[Extracts from a graphics dataset]
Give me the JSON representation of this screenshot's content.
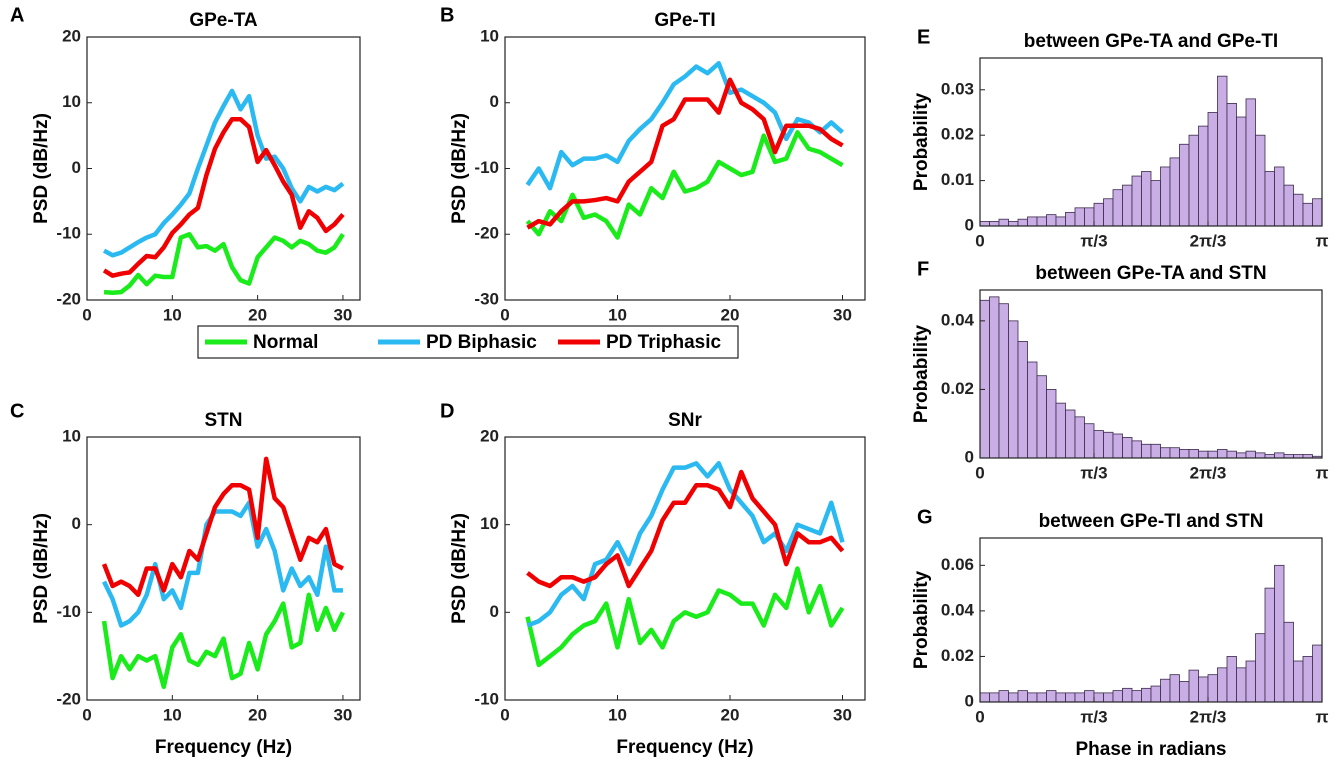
{
  "legend": [
    {
      "name": "Normal",
      "color": "#1aeb1a"
    },
    {
      "name": "PD Biphasic",
      "color": "#2bb9f2"
    },
    {
      "name": "PD Triphasic",
      "color": "#f00000"
    }
  ],
  "chart_data": [
    {
      "type": "line",
      "panel_label": "A",
      "title": "GPe-TA",
      "ylabel": "PSD (dB/Hz)",
      "x": [
        2,
        3,
        4,
        5,
        6,
        7,
        8,
        9,
        10,
        11,
        12,
        13,
        14,
        15,
        16,
        17,
        18,
        19,
        20,
        21,
        22,
        23,
        24,
        25,
        26,
        27,
        28,
        29,
        30
      ],
      "series": [
        {
          "values": [
            -18.8,
            -18.9,
            -18.8,
            -17.8,
            -16.2,
            -17.6,
            -16.3,
            -16.5,
            -16.5,
            -10.5,
            -10,
            -12,
            -11.8,
            -12.5,
            -11.5,
            -15,
            -17,
            -17.5,
            -13.5,
            -12,
            -10.5,
            -11,
            -12,
            -11,
            -11.5,
            -12.5,
            -12.8,
            -12,
            -10
          ]
        },
        {
          "values": [
            -12.5,
            -13.2,
            -12.8,
            -12,
            -11.2,
            -10.5,
            -10,
            -8.3,
            -7,
            -5.5,
            -3.8,
            0,
            3.5,
            7,
            9.5,
            11.8,
            9,
            11,
            5,
            1.5,
            1.8,
            0,
            -3,
            -5,
            -2.8,
            -3.5,
            -2.8,
            -3.3,
            -2.3
          ]
        },
        {
          "values": [
            -15.5,
            -16.3,
            -16,
            -15.8,
            -14.5,
            -13.3,
            -13.5,
            -12,
            -9.8,
            -8.5,
            -7,
            -6,
            -1,
            3,
            5.5,
            7.5,
            7.5,
            6.3,
            1,
            2.8,
            0.5,
            -2,
            -4,
            -9,
            -6.5,
            -7.5,
            -9.5,
            -8.5,
            -7
          ]
        }
      ],
      "xlim": [
        0,
        32
      ],
      "ylim": [
        -20,
        20
      ],
      "xticks": [
        0,
        10,
        20,
        30
      ],
      "yticks": [
        -20,
        -10,
        0,
        10,
        20
      ]
    },
    {
      "type": "line",
      "panel_label": "B",
      "title": "GPe-TI",
      "ylabel": "PSD (dB/Hz)",
      "x": [
        2,
        3,
        4,
        5,
        6,
        7,
        8,
        9,
        10,
        11,
        12,
        13,
        14,
        15,
        16,
        17,
        18,
        19,
        20,
        21,
        22,
        23,
        24,
        25,
        26,
        27,
        28,
        29,
        30
      ],
      "series": [
        {
          "values": [
            -18,
            -20,
            -16.5,
            -18,
            -14,
            -17.5,
            -17,
            -18,
            -20.5,
            -15.5,
            -17,
            -13,
            -14.5,
            -10.5,
            -13.5,
            -13,
            -12,
            -9,
            -10,
            -11,
            -10.5,
            -5,
            -9,
            -8.5,
            -4.5,
            -7,
            -7.5,
            -8.5,
            -9.5
          ]
        },
        {
          "values": [
            -12.5,
            -10,
            -13,
            -7.5,
            -9.5,
            -8.5,
            -8.5,
            -8,
            -9,
            -5.8,
            -4,
            -2.5,
            0,
            2.8,
            4,
            5.5,
            4.5,
            6,
            1.5,
            2,
            1,
            0,
            -1.5,
            -5.5,
            -2.5,
            -3,
            -4.5,
            -3,
            -4.5
          ]
        },
        {
          "values": [
            -19,
            -18,
            -18.5,
            -16.5,
            -15,
            -15,
            -14.8,
            -14.5,
            -15,
            -12,
            -10.5,
            -9,
            -3.5,
            -2.5,
            0.5,
            0.5,
            0.5,
            -1.5,
            3.5,
            0,
            -1,
            -2.5,
            -7.5,
            -3.5,
            -3.5,
            -3.5,
            -4,
            -5.5,
            -6.5
          ]
        }
      ],
      "xlim": [
        0,
        32
      ],
      "ylim": [
        -30,
        10
      ],
      "xticks": [
        0,
        10,
        20,
        30
      ],
      "yticks": [
        -30,
        -20,
        -10,
        0,
        10
      ]
    },
    {
      "type": "line",
      "panel_label": "C",
      "title": "STN",
      "ylabel": "PSD (dB/Hz)",
      "xlabel": "Frequency (Hz)",
      "x": [
        2,
        3,
        4,
        5,
        6,
        7,
        8,
        9,
        10,
        11,
        12,
        13,
        14,
        15,
        16,
        17,
        18,
        19,
        20,
        21,
        22,
        23,
        24,
        25,
        26,
        27,
        28,
        29,
        30
      ],
      "series": [
        {
          "values": [
            -11,
            -17.5,
            -15,
            -16.5,
            -15,
            -15.5,
            -15,
            -18.5,
            -14,
            -12.5,
            -15.5,
            -16,
            -14.5,
            -15,
            -13,
            -17.5,
            -17,
            -13.5,
            -16.5,
            -12.5,
            -11,
            -9,
            -14,
            -13.5,
            -8,
            -12,
            -9.5,
            -12,
            -10
          ]
        },
        {
          "values": [
            -6.5,
            -8.5,
            -11.5,
            -11,
            -10,
            -8,
            -4.5,
            -8.5,
            -7.5,
            -9.5,
            -5.5,
            -5.5,
            0,
            1.5,
            1.5,
            1.5,
            1,
            2.5,
            -2.5,
            -0.5,
            -3,
            -7.5,
            -5,
            -7,
            -6,
            -8,
            -2.5,
            -7.5,
            -7.5
          ]
        },
        {
          "values": [
            -4.5,
            -7,
            -6.5,
            -7,
            -8,
            -5,
            -5,
            -7.5,
            -4.5,
            -6,
            -3,
            -4,
            -1,
            2,
            3.5,
            4.5,
            4.5,
            4,
            -1.5,
            7.5,
            3,
            2,
            -1,
            -4,
            -1.5,
            -2,
            -0.5,
            -4.5,
            -5
          ]
        }
      ],
      "xlim": [
        0,
        32
      ],
      "ylim": [
        -20,
        10
      ],
      "xticks": [
        0,
        10,
        20,
        30
      ],
      "yticks": [
        -20,
        -10,
        0,
        10
      ]
    },
    {
      "type": "line",
      "panel_label": "D",
      "title": "SNr",
      "ylabel": "PSD (dB/Hz)",
      "xlabel": "Frequency (Hz)",
      "x": [
        2,
        3,
        4,
        5,
        6,
        7,
        8,
        9,
        10,
        11,
        12,
        13,
        14,
        15,
        16,
        17,
        18,
        19,
        20,
        21,
        22,
        23,
        24,
        25,
        26,
        27,
        28,
        29,
        30
      ],
      "series": [
        {
          "values": [
            -0.5,
            -6,
            -5,
            -4,
            -2.5,
            -1.5,
            -1,
            1,
            -4,
            1.5,
            -3.5,
            -2,
            -4,
            -1,
            0,
            -0.5,
            0,
            2.5,
            2,
            1,
            1,
            -1.5,
            2,
            0.5,
            5,
            0,
            3,
            -1.5,
            0.5
          ]
        },
        {
          "values": [
            -1.5,
            -1,
            0,
            2,
            3,
            1.5,
            5.5,
            6,
            8,
            5.5,
            9,
            11,
            14,
            16.5,
            16.5,
            17,
            15.5,
            17,
            14,
            12.5,
            11,
            8,
            9,
            7,
            10,
            9.5,
            9,
            12.5,
            8
          ]
        },
        {
          "values": [
            4.5,
            3.5,
            3,
            4,
            4,
            3.5,
            4,
            5.5,
            6.5,
            3,
            5,
            7,
            10.5,
            12.5,
            12.5,
            14.5,
            14.5,
            14,
            12,
            16,
            13,
            11.5,
            10,
            5.5,
            9,
            8,
            8,
            8.5,
            7
          ]
        }
      ],
      "xlim": [
        0,
        32
      ],
      "ylim": [
        -10,
        20
      ],
      "xticks": [
        0,
        10,
        20,
        30
      ],
      "yticks": [
        -10,
        0,
        10,
        20
      ]
    },
    {
      "type": "histogram",
      "panel_label": "E",
      "title": "between GPe-TA and GPe-TI",
      "ylabel": "Probability",
      "bins": [
        0,
        0.0873,
        0.1745,
        0.2618,
        0.3491,
        0.4363,
        0.5236,
        0.6109,
        0.6981,
        0.7854,
        0.8727,
        0.9599,
        1.0472,
        1.1345,
        1.2217,
        1.309,
        1.3963,
        1.4835,
        1.5708,
        1.6581,
        1.7453,
        1.8326,
        1.9199,
        2.0071,
        2.0944,
        2.1817,
        2.2689,
        2.3562,
        2.4435,
        2.5307,
        2.618,
        2.7053,
        2.7925,
        2.8798,
        2.9671,
        3.0543,
        3.1416
      ],
      "counts": [
        0.001,
        0.001,
        0.0015,
        0.001,
        0.0015,
        0.002,
        0.002,
        0.0025,
        0.002,
        0.003,
        0.004,
        0.004,
        0.005,
        0.006,
        0.008,
        0.009,
        0.011,
        0.012,
        0.01,
        0.013,
        0.015,
        0.018,
        0.02,
        0.022,
        0.025,
        0.033,
        0.027,
        0.024,
        0.028,
        0.02,
        0.012,
        0.013,
        0.009,
        0.007,
        0.005,
        0.006
      ],
      "color": "#c9aee6",
      "xlim": [
        0,
        3.1416
      ],
      "ylim": [
        0,
        0.037
      ],
      "xticks": [
        0,
        {
          "value": 1.0472,
          "label": "π/3"
        },
        {
          "value": 2.0944,
          "label": "2π/3"
        },
        {
          "value": 3.1416,
          "label": "π"
        }
      ],
      "yticks": [
        0,
        0.01,
        0.02,
        0.03
      ]
    },
    {
      "type": "histogram",
      "panel_label": "F",
      "title": "between GPe-TA and STN",
      "ylabel": "Probability",
      "bins": [
        0,
        0.0873,
        0.1745,
        0.2618,
        0.3491,
        0.4363,
        0.5236,
        0.6109,
        0.6981,
        0.7854,
        0.8727,
        0.9599,
        1.0472,
        1.1345,
        1.2217,
        1.309,
        1.3963,
        1.4835,
        1.5708,
        1.6581,
        1.7453,
        1.8326,
        1.9199,
        2.0071,
        2.0944,
        2.1817,
        2.2689,
        2.3562,
        2.4435,
        2.5307,
        2.618,
        2.7053,
        2.7925,
        2.8798,
        2.9671,
        3.0543,
        3.1416
      ],
      "counts": [
        0.046,
        0.047,
        0.045,
        0.04,
        0.034,
        0.028,
        0.024,
        0.02,
        0.016,
        0.014,
        0.012,
        0.01,
        0.008,
        0.0075,
        0.007,
        0.006,
        0.005,
        0.004,
        0.004,
        0.003,
        0.003,
        0.0025,
        0.0025,
        0.002,
        0.002,
        0.0025,
        0.002,
        0.0015,
        0.002,
        0.0015,
        0.001,
        0.0015,
        0.001,
        0.001,
        0.001,
        0.0005
      ],
      "color": "#c9aee6",
      "xlim": [
        0,
        3.1416
      ],
      "ylim": [
        0,
        0.049
      ],
      "xticks": [
        0,
        {
          "value": 1.0472,
          "label": "π/3"
        },
        {
          "value": 2.0944,
          "label": "2π/3"
        },
        {
          "value": 3.1416,
          "label": "π"
        }
      ],
      "yticks": [
        0,
        0.02,
        0.04
      ]
    },
    {
      "type": "histogram",
      "panel_label": "G",
      "title": "between GPe-TI and STN",
      "ylabel": "Probability",
      "xlabel": "Phase in radians",
      "bins": [
        0,
        0.0873,
        0.1745,
        0.2618,
        0.3491,
        0.4363,
        0.5236,
        0.6109,
        0.6981,
        0.7854,
        0.8727,
        0.9599,
        1.0472,
        1.1345,
        1.2217,
        1.309,
        1.3963,
        1.4835,
        1.5708,
        1.6581,
        1.7453,
        1.8326,
        1.9199,
        2.0071,
        2.0944,
        2.1817,
        2.2689,
        2.3562,
        2.4435,
        2.5307,
        2.618,
        2.7053,
        2.7925,
        2.8798,
        2.9671,
        3.0543,
        3.1416
      ],
      "counts": [
        0.004,
        0.004,
        0.005,
        0.004,
        0.005,
        0.004,
        0.004,
        0.005,
        0.004,
        0.004,
        0.004,
        0.005,
        0.004,
        0.004,
        0.005,
        0.006,
        0.005,
        0.006,
        0.007,
        0.01,
        0.012,
        0.009,
        0.014,
        0.011,
        0.012,
        0.015,
        0.02,
        0.015,
        0.018,
        0.03,
        0.05,
        0.06,
        0.035,
        0.018,
        0.02,
        0.025
      ],
      "color": "#c9aee6",
      "xlim": [
        0,
        3.1416
      ],
      "ylim": [
        0,
        0.072
      ],
      "xticks": [
        0,
        {
          "value": 1.0472,
          "label": "π/3"
        },
        {
          "value": 2.0944,
          "label": "2π/3"
        },
        {
          "value": 3.1416,
          "label": "π"
        }
      ],
      "yticks": [
        0,
        0.02,
        0.04,
        0.06
      ]
    }
  ]
}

- [Task directions]: Pick out the lines containing the string "name" and show them.

- [Result for this exercise]:
      "name": "Normal",
      "name": "PD Biphasic",
      "name": "PD Triphasic",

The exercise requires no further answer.